WHAT IS ASKED: Go through the listing beneath this task and return every line that carries the string "Öğrencileri".

-- Start ENTRIES PROVIDED --

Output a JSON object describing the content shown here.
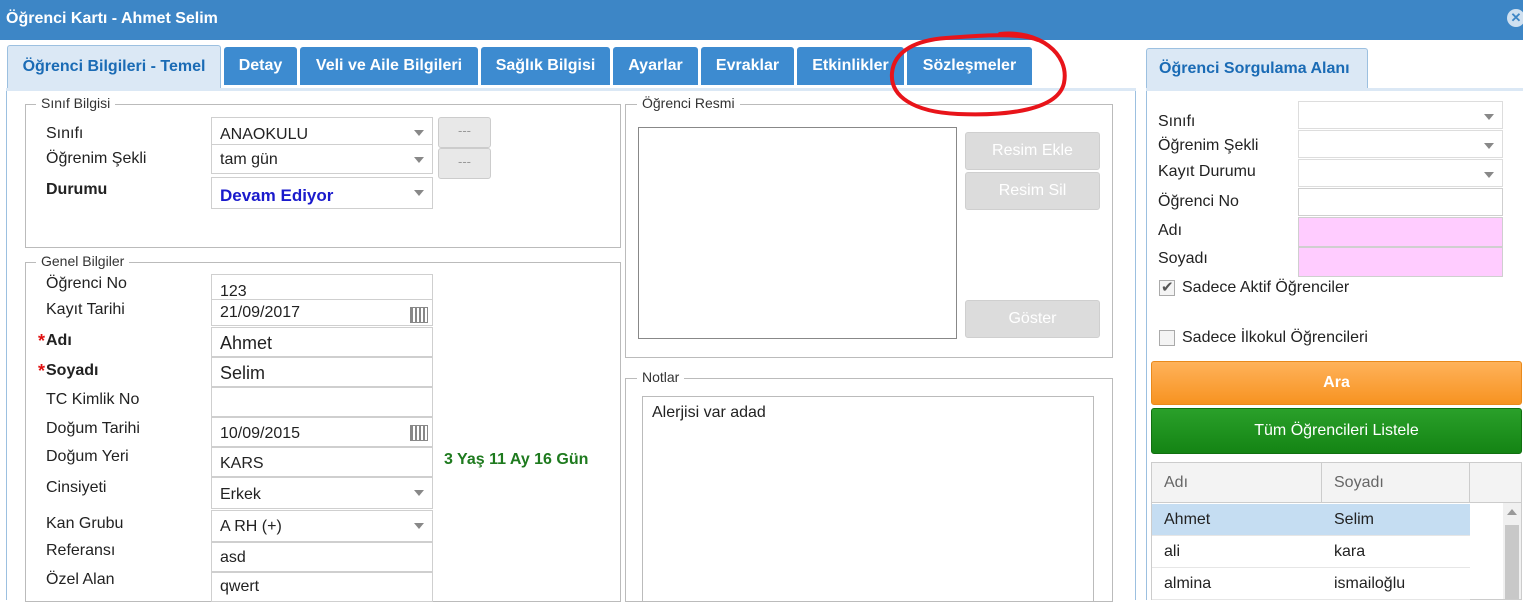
{
  "window": {
    "title": "Öğrenci Kartı - Ahmet Selim",
    "close_icon": "close-icon"
  },
  "tabs": [
    {
      "label": "Öğrenci Bilgileri - Temel"
    },
    {
      "label": "Detay"
    },
    {
      "label": "Veli ve Aile Bilgileri"
    },
    {
      "label": "Sağlık Bilgisi"
    },
    {
      "label": "Ayarlar"
    },
    {
      "label": "Evraklar"
    },
    {
      "label": "Etkinlikler"
    },
    {
      "label": "Sözleşmeler"
    }
  ],
  "sinif": {
    "legend": "Sınıf Bilgisi",
    "sinifi_label": "Sınıfı",
    "sinifi_value": "ANAOKULU",
    "ogrenim_label": "Öğrenim Şekli",
    "ogrenim_value": "tam gün",
    "durum_label": "Durumu",
    "durum_value": "Devam Ediyor",
    "btn1": "---",
    "btn2": "---"
  },
  "genel": {
    "legend": "Genel Bilgiler",
    "ogrno_label": "Öğrenci No",
    "ogrno_value": "123",
    "kayit_label": "Kayıt Tarihi",
    "kayit_value": "21/09/2017",
    "adi_label": "Adı",
    "adi_value": "Ahmet",
    "soyadi_label": "Soyadı",
    "soyadi_value": "Selim",
    "tc_label": "TC Kimlik No",
    "tc_value": "",
    "dogum_label": "Doğum Tarihi",
    "dogum_value": "10/09/2015",
    "dogumyeri_label": "Doğum Yeri",
    "dogumyeri_value": "KARS",
    "age": "3 Yaş 11 Ay 16 Gün",
    "cins_label": "Cinsiyeti",
    "cins_value": "Erkek",
    "kan_label": "Kan Grubu",
    "kan_value": "A RH (+)",
    "ref_label": "Referansı",
    "ref_value": "asd",
    "ozel_label": "Özel Alan",
    "ozel_value": "qwert",
    "required_mark": "*"
  },
  "resim": {
    "legend": "Öğrenci Resmi",
    "ekle": "Resim Ekle",
    "sil": "Resim Sil",
    "goster": "Göster"
  },
  "notlar": {
    "legend": "Notlar",
    "text": "Alerjisi var adad"
  },
  "sorgu": {
    "tab": "Öğrenci Sorgulama Alanı",
    "sinifi": "Sınıfı",
    "ogrenim": "Öğrenim Şekli",
    "kayit": "Kayıt Durumu",
    "ogrno": "Öğrenci No",
    "adi": "Adı",
    "soyadi": "Soyadı",
    "aktif": "Sadece Aktif Öğrenciler",
    "aktif_checked": true,
    "ilkokul": "Sadece İlkokul Öğrencileri",
    "ilkokul_checked": false,
    "ara": "Ara",
    "listele": "Tüm Öğrencileri Listele",
    "col_adi": "Adı",
    "col_soyadi": "Soyadı",
    "rows": [
      {
        "adi": "Ahmet",
        "soyadi": "Selim"
      },
      {
        "adi": "ali",
        "soyadi": "kara"
      },
      {
        "adi": "almina",
        "soyadi": "ismailoğlu"
      }
    ]
  },
  "colors": {
    "accent": "#3d86c6",
    "annotation": "#e8141a",
    "ara": "#f79321",
    "listele": "#1a8f1a",
    "pink_field": "#ffccff",
    "age": "#1e7a1e",
    "status": "#1a1acc"
  }
}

-- End ENTRIES PROVIDED --

ANSWER TO THE PROBLEM:
    "ilkokul": "Sadece İlkokul Öğrencileri",
    "listele": "Tüm Öğrencileri Listele",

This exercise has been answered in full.